▸ WRITTEN INSTRUCTION
Where a line holds "this", copy it.

▸ DATA ENTRIES
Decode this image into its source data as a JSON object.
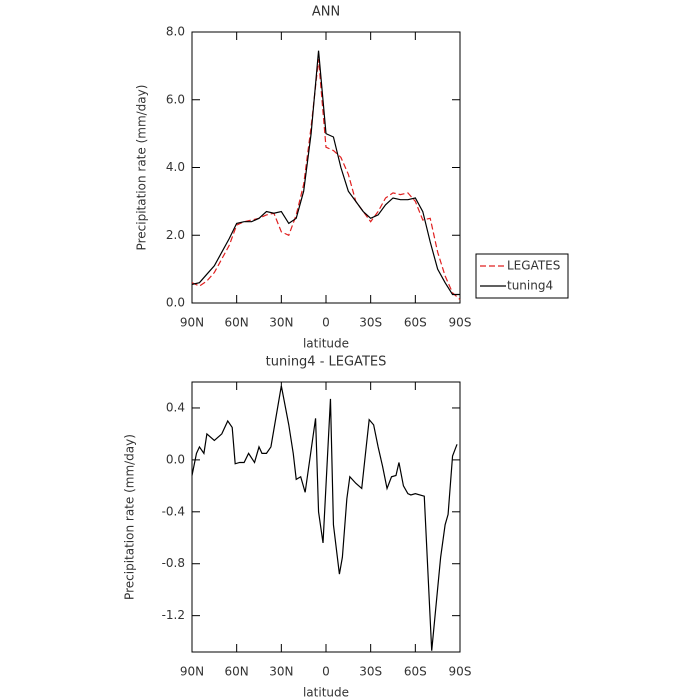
{
  "chart_data": [
    {
      "type": "line",
      "title": "ANN",
      "x_label": "latitude",
      "y_label": "Precipitation rate (mm/day)",
      "x": [
        90,
        85,
        80,
        75,
        70,
        65,
        60,
        55,
        50,
        45,
        40,
        35,
        30,
        25,
        20,
        15,
        10,
        5,
        0,
        -5,
        -10,
        -15,
        -20,
        -25,
        -30,
        -35,
        -40,
        -45,
        -50,
        -55,
        -60,
        -65,
        -70,
        -75,
        -80,
        -85,
        -90
      ],
      "series": [
        {
          "name": "LEGATES",
          "color": "#e02020",
          "dash": true,
          "values": [
            0.6,
            0.5,
            0.65,
            0.9,
            1.3,
            1.7,
            2.3,
            2.4,
            2.45,
            2.5,
            2.6,
            2.65,
            2.1,
            2.0,
            2.6,
            3.5,
            5.2,
            7.2,
            4.6,
            4.5,
            4.3,
            3.8,
            3.0,
            2.7,
            2.4,
            2.7,
            3.1,
            3.25,
            3.2,
            3.25,
            3.0,
            2.45,
            2.5,
            1.5,
            0.8,
            0.3,
            0.1
          ]
        },
        {
          "name": "tuning4",
          "color": "#000000",
          "dash": false,
          "values": [
            0.55,
            0.6,
            0.85,
            1.1,
            1.5,
            1.9,
            2.35,
            2.4,
            2.4,
            2.5,
            2.7,
            2.65,
            2.7,
            2.35,
            2.5,
            3.3,
            5.0,
            7.45,
            5.0,
            4.9,
            4.0,
            3.3,
            3.0,
            2.7,
            2.5,
            2.6,
            2.9,
            3.1,
            3.05,
            3.05,
            3.1,
            2.7,
            1.8,
            1.0,
            0.6,
            0.25,
            0.25
          ]
        }
      ],
      "xlim": [
        90,
        -90
      ],
      "xticks": [
        {
          "value": 90,
          "label": "90N"
        },
        {
          "value": 60,
          "label": "60N"
        },
        {
          "value": 30,
          "label": "30N"
        },
        0,
        {
          "value": -30,
          "label": "30S"
        },
        {
          "value": -60,
          "label": "60S"
        },
        {
          "value": -90,
          "label": "90S"
        }
      ],
      "ylim": [
        0,
        8
      ],
      "yticks": [
        {
          "value": 0,
          "label": "0.0"
        },
        {
          "value": 2,
          "label": "2.0"
        },
        {
          "value": 4,
          "label": "4.0"
        },
        {
          "value": 6,
          "label": "6.0"
        },
        {
          "value": 8,
          "label": "8.0"
        }
      ],
      "legend": "right"
    },
    {
      "type": "line",
      "title": "tuning4 - LEGATES",
      "x_label": "latitude",
      "y_label": "Precipitation rate (mm/day)",
      "x": [
        90,
        87,
        85,
        82,
        80,
        75,
        70,
        66,
        63,
        61,
        58,
        55,
        52,
        48,
        45,
        43,
        40,
        37,
        30,
        25,
        22,
        20,
        17,
        14,
        7,
        5,
        2,
        -3,
        -5,
        -9,
        -11,
        -14,
        -16,
        -20,
        -24,
        -27,
        -29,
        -32,
        -35,
        -38,
        -41,
        -44,
        -47,
        -49,
        -52,
        -55,
        -57,
        -60,
        -66,
        -71,
        -77,
        -80,
        -82,
        -85,
        -88
      ],
      "series": [
        {
          "color": "#000000",
          "dash": false,
          "values": [
            -0.12,
            0.05,
            0.1,
            0.05,
            0.2,
            0.15,
            0.2,
            0.3,
            0.25,
            -0.03,
            -0.02,
            -0.02,
            0.05,
            -0.02,
            0.1,
            0.05,
            0.05,
            0.1,
            0.57,
            0.27,
            0.05,
            -0.15,
            -0.13,
            -0.25,
            0.32,
            -0.4,
            -0.64,
            0.47,
            -0.5,
            -0.88,
            -0.75,
            -0.3,
            -0.13,
            -0.18,
            -0.22,
            0.1,
            0.31,
            0.27,
            0.1,
            -0.05,
            -0.22,
            -0.13,
            -0.12,
            -0.02,
            -0.2,
            -0.26,
            -0.27,
            -0.26,
            -0.28,
            -1.47,
            -0.75,
            -0.5,
            -0.42,
            0.03,
            0.12
          ]
        }
      ],
      "xlim": [
        90,
        -90
      ],
      "xticks": [
        {
          "value": 90,
          "label": "90N"
        },
        {
          "value": 60,
          "label": "60N"
        },
        {
          "value": 30,
          "label": "30N"
        },
        0,
        {
          "value": -30,
          "label": "30S"
        },
        {
          "value": -60,
          "label": "60S"
        },
        {
          "value": -90,
          "label": "90S"
        }
      ],
      "ylim": [
        -1.48,
        0.6
      ],
      "yticks": [
        {
          "value": 0.4,
          "label": "0.4"
        },
        {
          "value": 0,
          "label": "0.0"
        },
        {
          "value": -0.4,
          "label": "-0.4"
        },
        {
          "value": -0.8,
          "label": "-0.8"
        },
        {
          "value": -1.2,
          "label": "-1.2"
        }
      ]
    }
  ]
}
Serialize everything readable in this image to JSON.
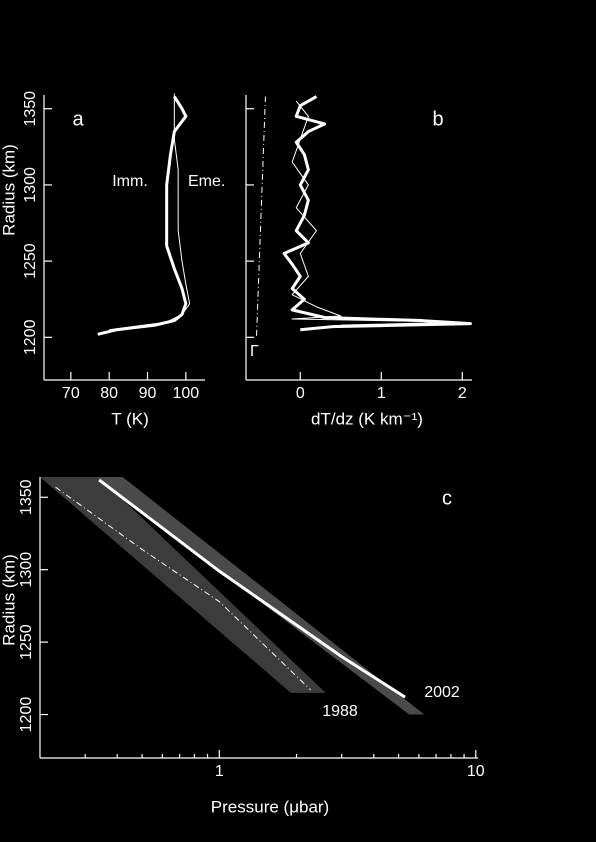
{
  "chart_data": [
    {
      "type": "line",
      "panel_label": "a",
      "xlabel": "T (K)",
      "ylabel": "Radius (km)",
      "xlim": [
        63,
        105
      ],
      "ylim": [
        1172,
        1359
      ],
      "xticks": [
        70,
        80,
        90,
        100
      ],
      "yticks": [
        1200,
        1250,
        1300,
        1350
      ],
      "series": [
        {
          "name": "Imm.",
          "color": "#ffffff",
          "linewidth": 3,
          "style": "solid",
          "x": [
            77,
            82,
            92,
            97,
            99,
            100,
            99,
            97,
            95,
            95,
            95,
            96,
            97,
            100,
            99,
            97
          ],
          "values": [
            1202,
            1205,
            1208,
            1211,
            1215,
            1222,
            1232,
            1245,
            1260,
            1280,
            1300,
            1320,
            1335,
            1345,
            1350,
            1358
          ]
        },
        {
          "name": "Eme.",
          "color": "#ffffff",
          "linewidth": 1,
          "style": "solid",
          "x": [
            80,
            95,
            99,
            101,
            100,
            99,
            98,
            98,
            98,
            97,
            97,
            97
          ],
          "values": [
            1205,
            1210,
            1215,
            1222,
            1235,
            1250,
            1270,
            1290,
            1310,
            1330,
            1345,
            1360
          ]
        }
      ]
    },
    {
      "type": "line",
      "panel_label": "b",
      "xlabel": "dT/dz (K km⁻¹)",
      "xlim": [
        -0.67,
        2.12
      ],
      "ylim": [
        1172,
        1359
      ],
      "xticks": [
        0,
        1,
        2
      ],
      "yticks": [
        1200,
        1250,
        1300,
        1350
      ],
      "series": [
        {
          "name": "Γ",
          "color": "#ffffff",
          "linewidth": 1,
          "style": "dashdot",
          "x": [
            -0.54,
            -0.43
          ],
          "values": [
            1201,
            1358
          ]
        },
        {
          "color": "#ffffff",
          "linewidth": 3,
          "style": "solid",
          "x": [
            0.2,
            0.0,
            -0.05,
            0.3,
            0.1,
            -0.05,
            0.05,
            0.1,
            0.0,
            0.1,
            0.05,
            -0.05,
            0.1,
            -0.2,
            -0.1,
            0.0,
            -0.1,
            0.05,
            -0.1,
            0.3,
            1.5,
            2.1,
            0.4,
            0.0
          ],
          "values": [
            1358,
            1352,
            1345,
            1340,
            1335,
            1328,
            1320,
            1310,
            1300,
            1290,
            1280,
            1270,
            1262,
            1255,
            1248,
            1240,
            1232,
            1225,
            1218,
            1213,
            1211,
            1209,
            1207,
            1205
          ]
        },
        {
          "color": "#ffffff",
          "linewidth": 1,
          "style": "solid",
          "x": [
            -0.05,
            0.1,
            0.0,
            -0.1,
            0.1,
            -0.05,
            0.2,
            0.0,
            0.1,
            -0.1,
            0.2,
            0.5,
            -0.1,
            2.0,
            0.5
          ],
          "values": [
            1355,
            1345,
            1330,
            1315,
            1300,
            1285,
            1270,
            1255,
            1240,
            1228,
            1220,
            1214,
            1212,
            1210,
            1208
          ]
        }
      ]
    },
    {
      "type": "line",
      "panel_label": "c",
      "xlabel": "Pressure (μbar)",
      "ylabel": "Radius (km)",
      "xscale": "log",
      "xlim": [
        0.2,
        10.2
      ],
      "ylim": [
        1170,
        1364
      ],
      "xticks": [
        1,
        10
      ],
      "xminor": [
        0.3,
        0.4,
        0.5,
        0.6,
        0.7,
        0.8,
        0.9,
        2,
        3,
        4,
        5,
        6,
        7,
        8,
        9
      ],
      "yticks": [
        1200,
        1250,
        1300,
        1350
      ],
      "bands": [
        {
          "color": "#3c3c3c",
          "values": [
            1364,
            1215
          ],
          "x_low": [
            0.2,
            1.9
          ],
          "x_high": [
            0.34,
            2.6
          ]
        },
        {
          "color": "#4a4a4a",
          "values": [
            1364,
            1200
          ],
          "x_low": [
            0.33,
            5.5
          ],
          "x_high": [
            0.42,
            6.3
          ]
        }
      ],
      "series": [
        {
          "name": "1988",
          "color": "#ffffff",
          "linewidth": 1,
          "style": "dashdot",
          "x": [
            0.23,
            0.5,
            1,
            2.27
          ],
          "values": [
            1357,
            1314,
            1278,
            1217
          ]
        },
        {
          "name": "2002",
          "color": "#ffffff",
          "linewidth": 3,
          "style": "solid",
          "x": [
            0.34,
            1,
            3,
            5.3
          ],
          "values": [
            1362,
            1299,
            1240,
            1212
          ]
        }
      ]
    }
  ]
}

▸ ANSWER TO THE PROBLEM
Decode this image into its source data as a JSON object.
Serialize everything readable in this image to JSON.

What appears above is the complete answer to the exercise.